▶ [Given data]

□ □ □ □

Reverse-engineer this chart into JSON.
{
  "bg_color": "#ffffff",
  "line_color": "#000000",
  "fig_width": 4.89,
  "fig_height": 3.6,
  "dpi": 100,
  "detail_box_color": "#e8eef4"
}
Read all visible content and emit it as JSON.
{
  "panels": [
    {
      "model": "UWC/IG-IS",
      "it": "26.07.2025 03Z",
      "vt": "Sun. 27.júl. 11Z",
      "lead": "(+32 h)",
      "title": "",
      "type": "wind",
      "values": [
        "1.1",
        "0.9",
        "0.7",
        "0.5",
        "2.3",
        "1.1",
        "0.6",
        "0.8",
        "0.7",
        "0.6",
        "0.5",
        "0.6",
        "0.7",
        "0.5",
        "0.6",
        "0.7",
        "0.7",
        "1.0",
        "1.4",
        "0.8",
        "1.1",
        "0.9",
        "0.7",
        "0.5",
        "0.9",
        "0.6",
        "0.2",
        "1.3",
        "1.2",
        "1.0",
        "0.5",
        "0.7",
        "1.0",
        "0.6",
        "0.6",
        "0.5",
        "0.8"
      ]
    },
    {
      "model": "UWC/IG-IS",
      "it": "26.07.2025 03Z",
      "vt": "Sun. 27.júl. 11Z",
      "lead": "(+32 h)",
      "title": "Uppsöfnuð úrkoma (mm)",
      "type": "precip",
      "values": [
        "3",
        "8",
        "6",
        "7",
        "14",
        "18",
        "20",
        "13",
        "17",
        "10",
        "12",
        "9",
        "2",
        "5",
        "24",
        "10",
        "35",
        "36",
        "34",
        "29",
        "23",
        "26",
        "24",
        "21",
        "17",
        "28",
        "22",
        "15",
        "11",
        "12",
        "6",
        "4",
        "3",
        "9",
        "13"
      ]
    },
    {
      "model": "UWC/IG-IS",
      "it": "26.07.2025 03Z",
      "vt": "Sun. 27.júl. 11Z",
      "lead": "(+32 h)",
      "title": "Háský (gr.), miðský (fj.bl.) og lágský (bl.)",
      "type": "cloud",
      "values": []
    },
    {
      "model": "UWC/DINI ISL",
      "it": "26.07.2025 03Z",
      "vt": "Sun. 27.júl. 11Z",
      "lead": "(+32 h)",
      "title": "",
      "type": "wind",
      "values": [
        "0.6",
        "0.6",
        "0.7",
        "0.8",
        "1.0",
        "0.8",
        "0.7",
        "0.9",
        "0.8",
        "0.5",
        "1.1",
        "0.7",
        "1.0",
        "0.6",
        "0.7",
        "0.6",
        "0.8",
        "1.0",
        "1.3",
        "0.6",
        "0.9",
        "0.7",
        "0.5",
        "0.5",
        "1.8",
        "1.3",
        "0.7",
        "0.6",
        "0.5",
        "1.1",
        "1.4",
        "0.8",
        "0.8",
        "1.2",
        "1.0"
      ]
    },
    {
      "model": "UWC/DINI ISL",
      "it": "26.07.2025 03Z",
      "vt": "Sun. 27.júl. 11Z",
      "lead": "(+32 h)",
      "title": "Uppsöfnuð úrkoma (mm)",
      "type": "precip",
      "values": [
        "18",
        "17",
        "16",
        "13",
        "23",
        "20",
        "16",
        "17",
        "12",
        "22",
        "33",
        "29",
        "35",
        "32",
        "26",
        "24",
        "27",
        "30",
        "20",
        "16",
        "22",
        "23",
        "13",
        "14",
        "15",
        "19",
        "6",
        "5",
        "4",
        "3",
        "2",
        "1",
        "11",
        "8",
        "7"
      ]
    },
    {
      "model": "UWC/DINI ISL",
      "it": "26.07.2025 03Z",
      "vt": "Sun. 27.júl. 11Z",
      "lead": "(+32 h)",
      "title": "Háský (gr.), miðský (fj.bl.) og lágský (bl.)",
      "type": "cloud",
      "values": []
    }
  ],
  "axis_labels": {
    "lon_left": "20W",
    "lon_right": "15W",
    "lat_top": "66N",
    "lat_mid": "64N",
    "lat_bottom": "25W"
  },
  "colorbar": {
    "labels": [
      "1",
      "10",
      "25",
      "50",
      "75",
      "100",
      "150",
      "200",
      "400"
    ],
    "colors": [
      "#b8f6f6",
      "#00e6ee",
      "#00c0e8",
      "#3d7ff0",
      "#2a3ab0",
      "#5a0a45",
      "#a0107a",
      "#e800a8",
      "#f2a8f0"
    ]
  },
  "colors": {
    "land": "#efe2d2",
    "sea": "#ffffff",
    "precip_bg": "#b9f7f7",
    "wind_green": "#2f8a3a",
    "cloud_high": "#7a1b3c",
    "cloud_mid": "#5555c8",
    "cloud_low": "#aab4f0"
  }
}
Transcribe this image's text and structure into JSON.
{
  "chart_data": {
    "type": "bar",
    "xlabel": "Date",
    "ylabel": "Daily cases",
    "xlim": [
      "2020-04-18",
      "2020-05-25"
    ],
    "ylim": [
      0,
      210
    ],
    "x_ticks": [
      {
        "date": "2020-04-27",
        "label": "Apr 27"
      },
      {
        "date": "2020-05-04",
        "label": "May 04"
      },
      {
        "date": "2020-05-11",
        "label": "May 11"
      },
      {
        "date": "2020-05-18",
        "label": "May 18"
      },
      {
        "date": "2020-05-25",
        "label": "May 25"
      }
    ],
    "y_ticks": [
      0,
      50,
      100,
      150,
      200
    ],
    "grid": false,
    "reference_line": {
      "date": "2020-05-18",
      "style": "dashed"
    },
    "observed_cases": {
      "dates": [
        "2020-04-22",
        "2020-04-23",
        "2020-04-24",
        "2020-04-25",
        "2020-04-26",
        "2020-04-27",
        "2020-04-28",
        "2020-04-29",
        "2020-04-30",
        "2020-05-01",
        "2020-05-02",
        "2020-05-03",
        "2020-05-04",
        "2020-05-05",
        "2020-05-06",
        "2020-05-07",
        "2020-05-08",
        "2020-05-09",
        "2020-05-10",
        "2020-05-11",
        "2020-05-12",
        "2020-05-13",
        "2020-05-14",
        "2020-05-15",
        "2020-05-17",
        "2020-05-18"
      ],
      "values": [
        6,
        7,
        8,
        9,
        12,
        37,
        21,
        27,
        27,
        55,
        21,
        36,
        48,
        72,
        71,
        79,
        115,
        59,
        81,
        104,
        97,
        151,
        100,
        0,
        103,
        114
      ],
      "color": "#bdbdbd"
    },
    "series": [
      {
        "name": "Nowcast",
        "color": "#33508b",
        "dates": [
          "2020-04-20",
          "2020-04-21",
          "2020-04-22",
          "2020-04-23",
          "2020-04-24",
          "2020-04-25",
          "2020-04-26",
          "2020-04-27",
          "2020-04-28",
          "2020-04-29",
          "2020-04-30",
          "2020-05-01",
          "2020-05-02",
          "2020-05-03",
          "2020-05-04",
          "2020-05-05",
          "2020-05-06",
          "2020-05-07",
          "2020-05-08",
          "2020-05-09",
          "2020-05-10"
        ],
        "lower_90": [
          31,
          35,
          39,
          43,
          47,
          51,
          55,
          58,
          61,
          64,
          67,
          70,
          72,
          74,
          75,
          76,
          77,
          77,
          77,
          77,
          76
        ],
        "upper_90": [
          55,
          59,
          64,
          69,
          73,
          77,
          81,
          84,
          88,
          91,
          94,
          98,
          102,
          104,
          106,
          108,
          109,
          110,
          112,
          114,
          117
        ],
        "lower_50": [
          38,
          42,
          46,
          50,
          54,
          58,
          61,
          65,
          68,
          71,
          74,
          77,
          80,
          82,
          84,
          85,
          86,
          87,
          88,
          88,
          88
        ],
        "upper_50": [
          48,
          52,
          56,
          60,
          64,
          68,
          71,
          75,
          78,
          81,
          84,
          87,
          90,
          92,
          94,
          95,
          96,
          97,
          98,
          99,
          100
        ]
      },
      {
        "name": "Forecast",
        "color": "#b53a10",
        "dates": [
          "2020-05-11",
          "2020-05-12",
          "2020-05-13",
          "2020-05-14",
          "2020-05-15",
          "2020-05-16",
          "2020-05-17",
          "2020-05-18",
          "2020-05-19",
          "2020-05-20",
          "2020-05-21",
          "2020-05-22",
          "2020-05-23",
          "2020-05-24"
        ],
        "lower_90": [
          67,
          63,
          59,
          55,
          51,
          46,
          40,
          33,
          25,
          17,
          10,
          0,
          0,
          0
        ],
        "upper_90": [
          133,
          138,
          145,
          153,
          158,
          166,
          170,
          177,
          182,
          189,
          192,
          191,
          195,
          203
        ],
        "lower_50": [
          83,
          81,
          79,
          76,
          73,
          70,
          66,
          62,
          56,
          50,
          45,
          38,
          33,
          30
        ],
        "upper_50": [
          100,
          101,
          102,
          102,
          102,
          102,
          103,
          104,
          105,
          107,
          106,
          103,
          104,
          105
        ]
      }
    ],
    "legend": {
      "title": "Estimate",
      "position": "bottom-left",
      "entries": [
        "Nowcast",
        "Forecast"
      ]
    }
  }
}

□ □ □ □

▶ [Problem]
Gather each line of the records holding the string "JSON".

▶ [Result below]
Reverse-engineer this chart into JSON.
Read all visible content and emit it as JSON.
Transcribe this image's text and structure into JSON.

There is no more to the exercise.